**Task brief**
Write out the whole of the material exactly.

Collected data entries
○ ○ ○ ○
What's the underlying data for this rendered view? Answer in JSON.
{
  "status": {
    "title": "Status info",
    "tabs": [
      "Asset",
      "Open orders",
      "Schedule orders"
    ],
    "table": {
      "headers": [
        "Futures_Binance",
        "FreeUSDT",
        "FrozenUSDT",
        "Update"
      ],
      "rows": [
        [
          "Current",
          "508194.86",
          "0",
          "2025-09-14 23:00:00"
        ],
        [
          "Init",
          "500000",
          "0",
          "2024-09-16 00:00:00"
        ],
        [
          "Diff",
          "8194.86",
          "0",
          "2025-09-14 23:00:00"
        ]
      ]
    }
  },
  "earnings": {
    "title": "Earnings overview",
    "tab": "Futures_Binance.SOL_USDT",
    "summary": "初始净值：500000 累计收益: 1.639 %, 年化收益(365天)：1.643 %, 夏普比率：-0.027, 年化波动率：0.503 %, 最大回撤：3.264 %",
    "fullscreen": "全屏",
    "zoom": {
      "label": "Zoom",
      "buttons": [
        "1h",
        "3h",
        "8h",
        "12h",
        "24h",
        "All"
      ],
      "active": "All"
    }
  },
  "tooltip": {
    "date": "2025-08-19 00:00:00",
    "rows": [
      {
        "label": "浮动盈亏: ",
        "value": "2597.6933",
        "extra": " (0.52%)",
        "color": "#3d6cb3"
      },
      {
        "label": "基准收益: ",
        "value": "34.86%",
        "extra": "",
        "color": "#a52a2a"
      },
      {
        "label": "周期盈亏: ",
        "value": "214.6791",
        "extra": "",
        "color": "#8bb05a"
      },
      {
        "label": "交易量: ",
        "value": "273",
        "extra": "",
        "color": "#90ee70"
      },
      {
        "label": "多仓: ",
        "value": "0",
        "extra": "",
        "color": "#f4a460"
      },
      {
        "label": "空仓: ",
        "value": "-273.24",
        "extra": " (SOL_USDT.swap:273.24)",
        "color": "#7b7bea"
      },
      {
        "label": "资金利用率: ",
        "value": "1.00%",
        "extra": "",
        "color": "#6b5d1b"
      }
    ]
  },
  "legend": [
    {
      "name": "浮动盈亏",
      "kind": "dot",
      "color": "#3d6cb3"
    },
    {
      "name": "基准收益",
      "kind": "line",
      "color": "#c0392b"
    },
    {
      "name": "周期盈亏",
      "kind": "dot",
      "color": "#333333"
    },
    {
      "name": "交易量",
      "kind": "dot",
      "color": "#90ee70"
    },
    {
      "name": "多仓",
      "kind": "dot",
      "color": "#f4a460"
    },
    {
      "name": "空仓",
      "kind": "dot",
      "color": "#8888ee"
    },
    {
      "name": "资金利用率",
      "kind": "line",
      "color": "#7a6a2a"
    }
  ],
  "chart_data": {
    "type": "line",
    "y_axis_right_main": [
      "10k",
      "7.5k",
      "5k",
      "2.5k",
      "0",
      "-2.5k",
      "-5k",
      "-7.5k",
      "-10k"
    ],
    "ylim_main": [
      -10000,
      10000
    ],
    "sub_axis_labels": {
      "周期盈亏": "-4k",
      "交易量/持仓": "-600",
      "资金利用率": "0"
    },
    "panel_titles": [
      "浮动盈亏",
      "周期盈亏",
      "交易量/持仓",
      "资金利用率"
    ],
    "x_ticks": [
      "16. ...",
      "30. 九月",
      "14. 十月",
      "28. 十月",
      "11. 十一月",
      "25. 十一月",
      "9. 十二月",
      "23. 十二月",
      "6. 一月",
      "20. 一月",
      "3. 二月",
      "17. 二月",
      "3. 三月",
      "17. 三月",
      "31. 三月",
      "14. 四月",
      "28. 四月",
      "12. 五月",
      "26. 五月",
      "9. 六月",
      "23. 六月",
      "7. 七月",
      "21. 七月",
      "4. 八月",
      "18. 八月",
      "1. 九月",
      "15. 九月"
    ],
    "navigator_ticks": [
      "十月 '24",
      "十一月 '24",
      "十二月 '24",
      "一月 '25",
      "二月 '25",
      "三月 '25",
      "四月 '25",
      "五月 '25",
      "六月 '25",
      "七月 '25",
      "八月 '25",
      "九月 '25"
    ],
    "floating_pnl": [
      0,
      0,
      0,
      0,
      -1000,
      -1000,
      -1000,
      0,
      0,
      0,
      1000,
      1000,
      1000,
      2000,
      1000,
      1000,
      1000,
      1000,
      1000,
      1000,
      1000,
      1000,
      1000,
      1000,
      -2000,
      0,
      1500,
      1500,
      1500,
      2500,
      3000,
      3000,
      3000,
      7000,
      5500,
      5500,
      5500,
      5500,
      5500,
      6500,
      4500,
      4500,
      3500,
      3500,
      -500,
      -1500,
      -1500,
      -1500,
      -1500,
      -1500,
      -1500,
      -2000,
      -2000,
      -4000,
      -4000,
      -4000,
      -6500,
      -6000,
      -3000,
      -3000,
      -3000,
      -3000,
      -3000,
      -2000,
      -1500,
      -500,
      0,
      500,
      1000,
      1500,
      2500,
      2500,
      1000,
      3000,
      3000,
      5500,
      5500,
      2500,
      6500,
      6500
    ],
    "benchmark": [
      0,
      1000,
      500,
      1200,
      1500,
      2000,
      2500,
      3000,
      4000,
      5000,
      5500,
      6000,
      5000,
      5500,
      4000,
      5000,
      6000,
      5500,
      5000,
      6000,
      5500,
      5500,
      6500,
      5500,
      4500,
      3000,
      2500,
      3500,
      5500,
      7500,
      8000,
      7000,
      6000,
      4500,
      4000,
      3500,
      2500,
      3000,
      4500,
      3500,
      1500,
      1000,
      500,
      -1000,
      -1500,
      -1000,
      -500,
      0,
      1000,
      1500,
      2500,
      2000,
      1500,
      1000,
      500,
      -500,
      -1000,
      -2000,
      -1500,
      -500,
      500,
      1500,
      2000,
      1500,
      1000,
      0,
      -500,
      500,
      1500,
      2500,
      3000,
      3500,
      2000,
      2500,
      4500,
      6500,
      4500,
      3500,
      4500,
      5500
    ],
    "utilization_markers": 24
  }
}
○ ○ ○ ○
**Exercise output**
What's the underlying data for this rendered view? Answer in JSON.
{
  "status": {
    "title": "Status info",
    "tabs": [
      "Asset",
      "Open orders",
      "Schedule orders"
    ],
    "table": {
      "headers": [
        "Futures_Binance",
        "FreeUSDT",
        "FrozenUSDT",
        "Update"
      ],
      "rows": [
        [
          "Current",
          "508194.86",
          "0",
          "2025-09-14 23:00:00"
        ],
        [
          "Init",
          "500000",
          "0",
          "2024-09-16 00:00:00"
        ],
        [
          "Diff",
          "8194.86",
          "0",
          "2025-09-14 23:00:00"
        ]
      ]
    }
  },
  "earnings": {
    "title": "Earnings overview",
    "tab": "Futures_Binance.SOL_USDT",
    "summary": "初始净值：500000 累计收益: 1.639 %, 年化收益(365天)：1.643 %, 夏普比率：-0.027, 年化波动率：0.503 %, 最大回撤：3.264 %",
    "fullscreen": "全屏",
    "zoom": {
      "label": "Zoom",
      "buttons": [
        "1h",
        "3h",
        "8h",
        "12h",
        "24h",
        "All"
      ],
      "active": "All"
    }
  },
  "tooltip": {
    "date": "2025-08-19 00:00:00",
    "rows": [
      {
        "label": "浮动盈亏: ",
        "value": "2597.6933",
        "extra": " (0.52%)",
        "color": "#3d6cb3"
      },
      {
        "label": "基准收益: ",
        "value": "34.86%",
        "extra": "",
        "color": "#a52a2a"
      },
      {
        "label": "周期盈亏: ",
        "value": "214.6791",
        "extra": "",
        "color": "#8bb05a"
      },
      {
        "label": "交易量: ",
        "value": "273",
        "extra": "",
        "color": "#90ee70"
      },
      {
        "label": "多仓: ",
        "value": "0",
        "extra": "",
        "color": "#f4a460"
      },
      {
        "label": "空仓: ",
        "value": "-273.24",
        "extra": " (SOL_USDT.swap:273.24)",
        "color": "#7b7bea"
      },
      {
        "label": "资金利用率: ",
        "value": "1.00%",
        "extra": "",
        "color": "#6b5d1b"
      }
    ]
  },
  "legend": [
    {
      "name": "浮动盈亏",
      "kind": "dot",
      "color": "#3d6cb3"
    },
    {
      "name": "基准收益",
      "kind": "line",
      "color": "#c0392b"
    },
    {
      "name": "周期盈亏",
      "kind": "dot",
      "color": "#333333"
    },
    {
      "name": "交易量",
      "kind": "dot",
      "color": "#90ee70"
    },
    {
      "name": "多仓",
      "kind": "dot",
      "color": "#f4a460"
    },
    {
      "name": "空仓",
      "kind": "dot",
      "color": "#8888ee"
    },
    {
      "name": "资金利用率",
      "kind": "line",
      "color": "#7a6a2a"
    }
  ],
  "chart_data": {
    "type": "line",
    "y_axis_right_main": [
      "10k",
      "7.5k",
      "5k",
      "2.5k",
      "0",
      "-2.5k",
      "-5k",
      "-7.5k",
      "-10k"
    ],
    "ylim_main": [
      -10000,
      10000
    ],
    "sub_axis_labels": {
      "周期盈亏": "-4k",
      "交易量/持仓": "-600",
      "资金利用率": "0"
    },
    "panel_titles": [
      "浮动盈亏",
      "周期盈亏",
      "交易量/持仓",
      "资金利用率"
    ],
    "x_ticks": [
      "16. ...",
      "30. 九月",
      "14. 十月",
      "28. 十月",
      "11. 十一月",
      "25. 十一月",
      "9. 十二月",
      "23. 十二月",
      "6. 一月",
      "20. 一月",
      "3. 二月",
      "17. 二月",
      "3. 三月",
      "17. 三月",
      "31. 三月",
      "14. 四月",
      "28. 四月",
      "12. 五月",
      "26. 五月",
      "9. 六月",
      "23. 六月",
      "7. 七月",
      "21. 七月",
      "4. 八月",
      "18. 八月",
      "1. 九月",
      "15. 九月"
    ],
    "navigator_ticks": [
      "十月 '24",
      "十一月 '24",
      "十二月 '24",
      "一月 '25",
      "二月 '25",
      "三月 '25",
      "四月 '25",
      "五月 '25",
      "六月 '25",
      "七月 '25",
      "八月 '25",
      "九月 '25"
    ],
    "floating_pnl": [
      0,
      0,
      0,
      0,
      -1000,
      -1000,
      -1000,
      0,
      0,
      0,
      1000,
      1000,
      1000,
      2000,
      1000,
      1000,
      1000,
      1000,
      1000,
      1000,
      1000,
      1000,
      1000,
      1000,
      -2000,
      0,
      1500,
      1500,
      1500,
      2500,
      3000,
      3000,
      3000,
      7000,
      5500,
      5500,
      5500,
      5500,
      5500,
      6500,
      4500,
      4500,
      3500,
      3500,
      -500,
      -1500,
      -1500,
      -1500,
      -1500,
      -1500,
      -1500,
      -2000,
      -2000,
      -4000,
      -4000,
      -4000,
      -6500,
      -6000,
      -3000,
      -3000,
      -3000,
      -3000,
      -3000,
      -2000,
      -1500,
      -500,
      0,
      500,
      1000,
      1500,
      2500,
      2500,
      1000,
      3000,
      3000,
      5500,
      5500,
      2500,
      6500,
      6500
    ],
    "benchmark": [
      0,
      1000,
      500,
      1200,
      1500,
      2000,
      2500,
      3000,
      4000,
      5000,
      5500,
      6000,
      5000,
      5500,
      4000,
      5000,
      6000,
      5500,
      5000,
      6000,
      5500,
      5500,
      6500,
      5500,
      4500,
      3000,
      2500,
      3500,
      5500,
      7500,
      8000,
      7000,
      6000,
      4500,
      4000,
      3500,
      2500,
      3000,
      4500,
      3500,
      1500,
      1000,
      500,
      -1000,
      -1500,
      -1000,
      -500,
      0,
      1000,
      1500,
      2500,
      2000,
      1500,
      1000,
      500,
      -500,
      -1000,
      -2000,
      -1500,
      -500,
      500,
      1500,
      2000,
      1500,
      1000,
      0,
      -500,
      500,
      1500,
      2500,
      3000,
      3500,
      2000,
      2500,
      4500,
      6500,
      4500,
      3500,
      4500,
      5500
    ],
    "utilization_markers": 24
  }
}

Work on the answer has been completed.